Extracted records
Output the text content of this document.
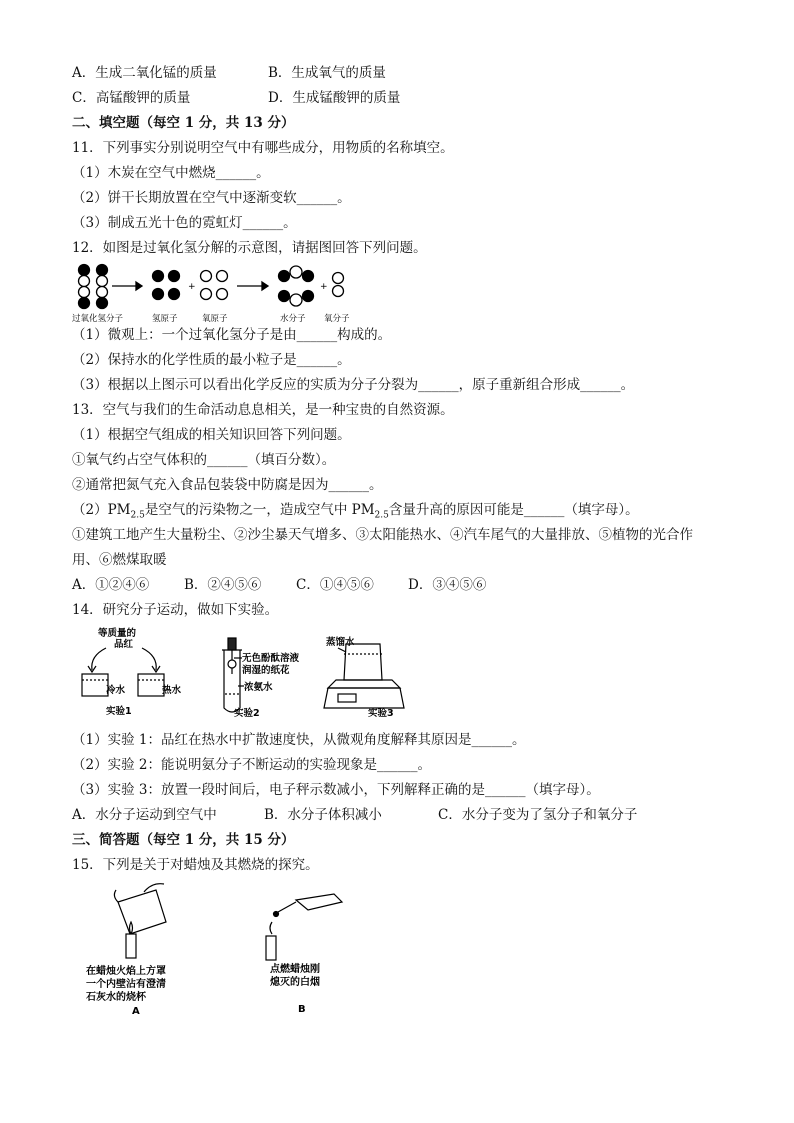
A．生成二氧化锰的质量	B．生成氧气的质量
C．高锰酸钾的质量	D．生成锰酸钾的质量
二、填空题（每空 1 分，共 13 分）
11．下列事实分别说明空气中有哪些成分，用物质的名称填空。
（1）木炭在空气中燃烧______。
（2）饼干长期放置在空气中逐渐变软______。
（3）制成五光十色的霓虹灯______。
12．如图是过氧化氢分解的示意图，请据图回答下列问题。
+	+
过氧化氢分子	氢原子	氧原子	水分子 氧分子
（1）微观上：一个过氧化氢分子是由______构成的。
（2）保持水的化学性质的最小粒子是______。
（3）根据以上图示可以看出化学反应的实质为分子分裂为______，原子重新组合形成______。
13．空气与我们的生命活动息息相关，是一种宝贵的自然资源。
（1）根据空气组成的相关知识回答下列问题。
①氧气约占空气体积的______（填百分数）。
②通常把氮气充入食品包装袋中防腐是因为______。
$(2)PM_{2.5}$是空气的污染物之一，造成空气中 $PM_{2.5}$含量升高的原因可能是______（填字母）。
①建筑工地产生大量粉尘、②沙尘暴天气增多、③太阳能热水、④汽车尾气的大量排放、⑤植物的光合作
用、⑥燃煤取暖
A．①②④⑥	B．②④⑤⑥	C．①④⑤⑥	D．③④⑤⑥
14．研究分子运动，做如下实验。
等质量的
品红
冷水	热水
实验1
无色酚酞溶液
润湿的纸花
浓氨水
实验2
蒸馏水
实验3
（1）实验 1：品红在热水中扩散速度快，从微观角度解释其原因是______。
（2）实验 2：能说明氨分子不断运动的实验现象是______。
（3）实验 3：放置一段时间后，电子秤示数减小，下列解释正确的是______（填字母）。
A．水分子运动到空气中	B．水分子体积减小	C．水分子变为了氢分子和氧分子
三、简答题（每空 1 分，共 15 分）
15．下列是关于对蜡烛及其燃烧的探究。
在蜡烛火焰上方罩
一个内壁沾有澄清
石灰水的烧杯
A
点燃蜡烛刚
熄灭的白烟
B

What you are asked to do
Will you restate every entry word for word and omit the images?

Solution to this task
Output the text content of this document.
A．生成二氧化锰的质量	B．生成氧气的质量
C．高锰酸钾的质量	D．生成锰酸钾的质量
二、填空题（每空 1 分，共 13 分）
11．下列事实分别说明空气中有哪些成分，用物质的名称填空。
（1）木炭在空气中燃烧______。
（2）饼干长期放置在空气中逐渐变软______。
（3）制成五光十色的霓虹灯______。
12．如图是过氧化氢分解的示意图，请据图回答下列问题。
+	+
过氧化氢分子	氢原子	氧原子	水分子 氧分子
（1）微观上：一个过氧化氢分子是由______构成的。
（2）保持水的化学性质的最小粒子是______。
（3）根据以上图示可以看出化学反应的实质为分子分裂为______，原子重新组合形成______。
13．空气与我们的生命活动息息相关，是一种宝贵的自然资源。
（1）根据空气组成的相关知识回答下列问题。
①氧气约占空气体积的______（填百分数）。
②通常把氮气充入食品包装袋中防腐是因为______。
$(2)PM_{2.5}$是空气的污染物之一，造成空气中 $PM_{2.5}$含量升高的原因可能是______（填字母）。
①建筑工地产生大量粉尘、②沙尘暴天气增多、③太阳能热水、④汽车尾气的大量排放、⑤植物的光合作
用、⑥燃煤取暖
A．①②④⑥	B．②④⑤⑥	C．①④⑤⑥	D．③④⑤⑥
14．研究分子运动，做如下实验。
等质量的
品红
冷水	热水
实验1
无色酚酞溶液
润湿的纸花
浓氨水
实验2
蒸馏水
实验3
（1）实验 1：品红在热水中扩散速度快，从微观角度解释其原因是______。
（2）实验 2：能说明氨分子不断运动的实验现象是______。
（3）实验 3：放置一段时间后，电子秤示数减小，下列解释正确的是______（填字母）。
A．水分子运动到空气中	B．水分子体积减小	C．水分子变为了氢分子和氧分子
三、简答题（每空 1 分，共 15 分）
15．下列是关于对蜡烛及其燃烧的探究。
在蜡烛火焰上方罩
一个内壁沾有澄清
石灰水的烧杯
A
点燃蜡烛刚
熄灭的白烟
B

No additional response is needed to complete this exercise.